(Goal) Gather, from the listing beneath this task, every line holding the string "xlabel".

## start

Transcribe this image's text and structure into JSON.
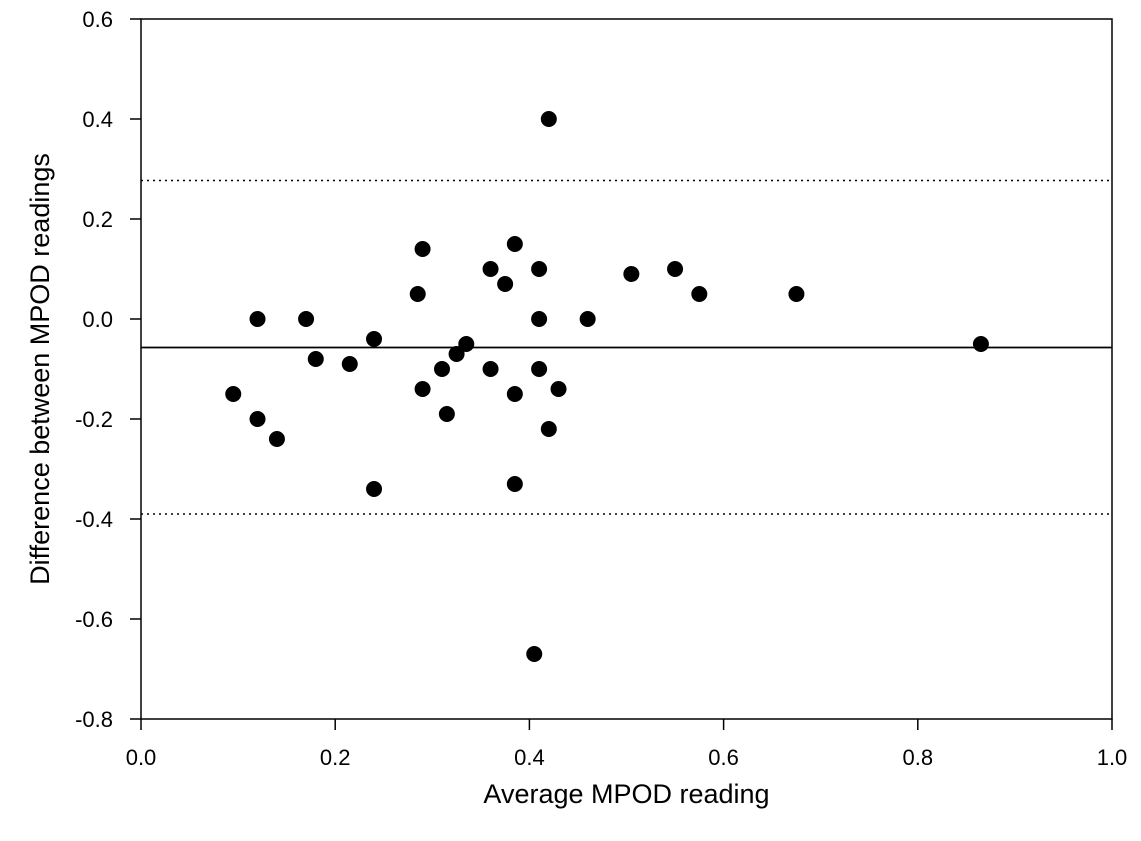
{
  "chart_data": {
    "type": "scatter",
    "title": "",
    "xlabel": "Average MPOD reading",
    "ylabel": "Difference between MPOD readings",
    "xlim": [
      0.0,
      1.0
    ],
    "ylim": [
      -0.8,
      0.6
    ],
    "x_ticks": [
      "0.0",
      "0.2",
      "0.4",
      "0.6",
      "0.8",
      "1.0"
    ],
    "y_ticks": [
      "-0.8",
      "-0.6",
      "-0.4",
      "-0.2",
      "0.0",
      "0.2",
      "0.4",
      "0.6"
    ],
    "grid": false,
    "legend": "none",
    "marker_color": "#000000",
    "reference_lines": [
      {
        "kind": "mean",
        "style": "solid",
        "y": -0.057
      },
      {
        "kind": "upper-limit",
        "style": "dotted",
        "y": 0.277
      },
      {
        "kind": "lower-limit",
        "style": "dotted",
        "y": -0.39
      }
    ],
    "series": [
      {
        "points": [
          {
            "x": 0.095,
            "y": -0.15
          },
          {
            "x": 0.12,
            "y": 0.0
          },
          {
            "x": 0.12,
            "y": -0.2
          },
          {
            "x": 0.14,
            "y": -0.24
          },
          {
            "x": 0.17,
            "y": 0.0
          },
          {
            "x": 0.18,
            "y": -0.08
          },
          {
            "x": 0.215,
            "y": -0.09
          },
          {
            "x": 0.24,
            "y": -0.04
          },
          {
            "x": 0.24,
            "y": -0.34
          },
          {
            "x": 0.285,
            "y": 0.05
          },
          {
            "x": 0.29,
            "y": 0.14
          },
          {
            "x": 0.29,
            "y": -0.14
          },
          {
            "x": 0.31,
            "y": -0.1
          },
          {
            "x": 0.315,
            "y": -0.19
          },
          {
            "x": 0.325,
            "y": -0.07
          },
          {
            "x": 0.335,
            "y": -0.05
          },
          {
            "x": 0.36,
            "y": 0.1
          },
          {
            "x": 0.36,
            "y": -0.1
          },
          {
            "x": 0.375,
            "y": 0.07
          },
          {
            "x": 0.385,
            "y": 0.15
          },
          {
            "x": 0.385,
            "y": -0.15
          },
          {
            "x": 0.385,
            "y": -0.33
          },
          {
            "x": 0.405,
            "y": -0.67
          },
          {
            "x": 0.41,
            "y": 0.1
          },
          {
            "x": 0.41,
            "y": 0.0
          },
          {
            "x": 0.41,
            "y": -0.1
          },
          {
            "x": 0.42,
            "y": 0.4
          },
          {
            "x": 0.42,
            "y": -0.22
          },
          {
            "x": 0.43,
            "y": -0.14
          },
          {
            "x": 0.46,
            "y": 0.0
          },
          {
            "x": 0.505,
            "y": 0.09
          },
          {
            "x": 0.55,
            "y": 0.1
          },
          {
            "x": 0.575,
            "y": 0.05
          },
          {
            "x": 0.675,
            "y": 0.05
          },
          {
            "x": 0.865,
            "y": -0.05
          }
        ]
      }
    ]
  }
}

## end
## start

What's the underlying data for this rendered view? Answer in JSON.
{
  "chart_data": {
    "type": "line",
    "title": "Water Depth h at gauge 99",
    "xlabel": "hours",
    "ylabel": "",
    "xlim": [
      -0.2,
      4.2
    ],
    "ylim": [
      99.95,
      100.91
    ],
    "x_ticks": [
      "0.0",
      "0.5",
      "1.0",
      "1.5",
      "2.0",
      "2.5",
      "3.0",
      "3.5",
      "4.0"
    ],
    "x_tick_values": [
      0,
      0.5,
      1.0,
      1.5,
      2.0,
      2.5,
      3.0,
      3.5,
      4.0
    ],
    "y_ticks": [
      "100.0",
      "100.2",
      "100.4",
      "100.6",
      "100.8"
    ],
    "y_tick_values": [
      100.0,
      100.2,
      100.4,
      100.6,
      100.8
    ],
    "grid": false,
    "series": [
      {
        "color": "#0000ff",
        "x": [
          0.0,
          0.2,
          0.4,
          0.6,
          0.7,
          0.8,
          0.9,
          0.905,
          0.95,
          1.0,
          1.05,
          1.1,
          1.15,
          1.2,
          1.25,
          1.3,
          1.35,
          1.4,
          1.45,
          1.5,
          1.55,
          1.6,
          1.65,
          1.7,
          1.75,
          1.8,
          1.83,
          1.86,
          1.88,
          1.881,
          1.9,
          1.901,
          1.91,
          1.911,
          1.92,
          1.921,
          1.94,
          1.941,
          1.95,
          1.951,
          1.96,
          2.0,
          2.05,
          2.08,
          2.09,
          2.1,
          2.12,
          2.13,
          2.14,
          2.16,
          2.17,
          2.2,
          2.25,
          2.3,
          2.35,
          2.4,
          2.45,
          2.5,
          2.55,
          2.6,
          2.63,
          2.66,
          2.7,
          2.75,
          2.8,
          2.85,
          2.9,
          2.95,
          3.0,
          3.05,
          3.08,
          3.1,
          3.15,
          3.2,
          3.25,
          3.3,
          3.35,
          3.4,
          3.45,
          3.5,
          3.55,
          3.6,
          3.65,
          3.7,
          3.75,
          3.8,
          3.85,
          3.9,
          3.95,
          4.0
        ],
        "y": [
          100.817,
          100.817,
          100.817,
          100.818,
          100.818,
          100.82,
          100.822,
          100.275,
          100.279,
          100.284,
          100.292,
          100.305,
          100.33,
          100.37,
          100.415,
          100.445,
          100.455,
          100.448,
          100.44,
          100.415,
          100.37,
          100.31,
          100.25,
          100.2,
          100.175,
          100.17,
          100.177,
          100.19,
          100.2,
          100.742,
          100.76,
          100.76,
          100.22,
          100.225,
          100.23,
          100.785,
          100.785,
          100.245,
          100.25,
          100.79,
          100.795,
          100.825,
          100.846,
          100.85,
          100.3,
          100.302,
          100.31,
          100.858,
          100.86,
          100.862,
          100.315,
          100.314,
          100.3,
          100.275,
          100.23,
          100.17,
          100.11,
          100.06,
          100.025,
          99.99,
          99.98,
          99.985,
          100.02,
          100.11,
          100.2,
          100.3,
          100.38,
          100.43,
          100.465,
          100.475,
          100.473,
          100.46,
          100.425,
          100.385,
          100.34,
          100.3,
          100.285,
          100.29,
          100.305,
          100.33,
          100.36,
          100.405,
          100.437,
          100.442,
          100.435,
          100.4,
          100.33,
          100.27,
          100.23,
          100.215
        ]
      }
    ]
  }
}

## end
## start

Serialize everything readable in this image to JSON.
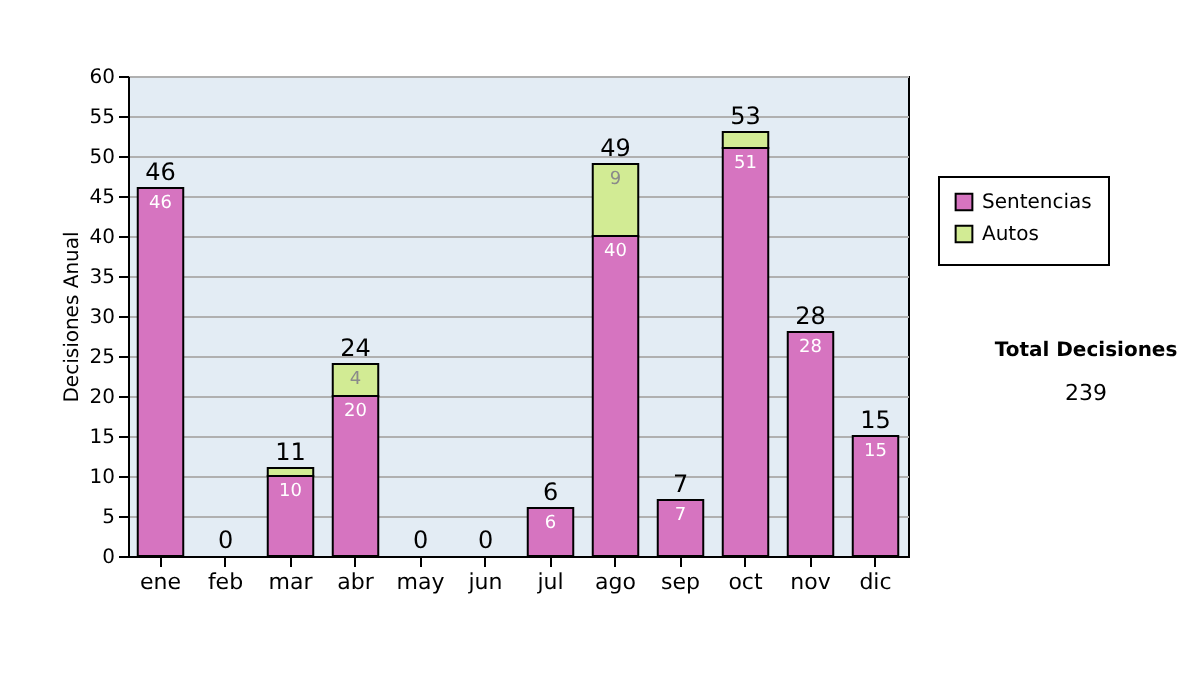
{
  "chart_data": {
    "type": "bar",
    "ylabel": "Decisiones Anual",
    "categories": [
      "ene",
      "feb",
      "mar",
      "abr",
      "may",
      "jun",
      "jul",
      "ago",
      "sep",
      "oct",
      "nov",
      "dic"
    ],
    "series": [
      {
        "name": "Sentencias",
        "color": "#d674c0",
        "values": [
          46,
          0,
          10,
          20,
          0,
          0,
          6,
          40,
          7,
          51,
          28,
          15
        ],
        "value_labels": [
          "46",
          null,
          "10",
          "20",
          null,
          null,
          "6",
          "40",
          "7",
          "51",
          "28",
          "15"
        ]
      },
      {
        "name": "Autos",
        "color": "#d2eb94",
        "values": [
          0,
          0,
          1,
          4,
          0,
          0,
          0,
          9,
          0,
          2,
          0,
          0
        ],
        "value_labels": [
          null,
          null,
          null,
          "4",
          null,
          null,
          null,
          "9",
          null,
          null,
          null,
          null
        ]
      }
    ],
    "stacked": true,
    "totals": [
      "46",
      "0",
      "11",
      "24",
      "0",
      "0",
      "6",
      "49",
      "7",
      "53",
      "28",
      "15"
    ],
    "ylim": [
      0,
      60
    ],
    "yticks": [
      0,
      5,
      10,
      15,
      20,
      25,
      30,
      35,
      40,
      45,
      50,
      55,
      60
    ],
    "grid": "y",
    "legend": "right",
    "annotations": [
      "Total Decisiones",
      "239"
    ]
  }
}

## end

(Expected answer)
    "xlabel": "Average MPOD reading",
    "xlabel": "hours",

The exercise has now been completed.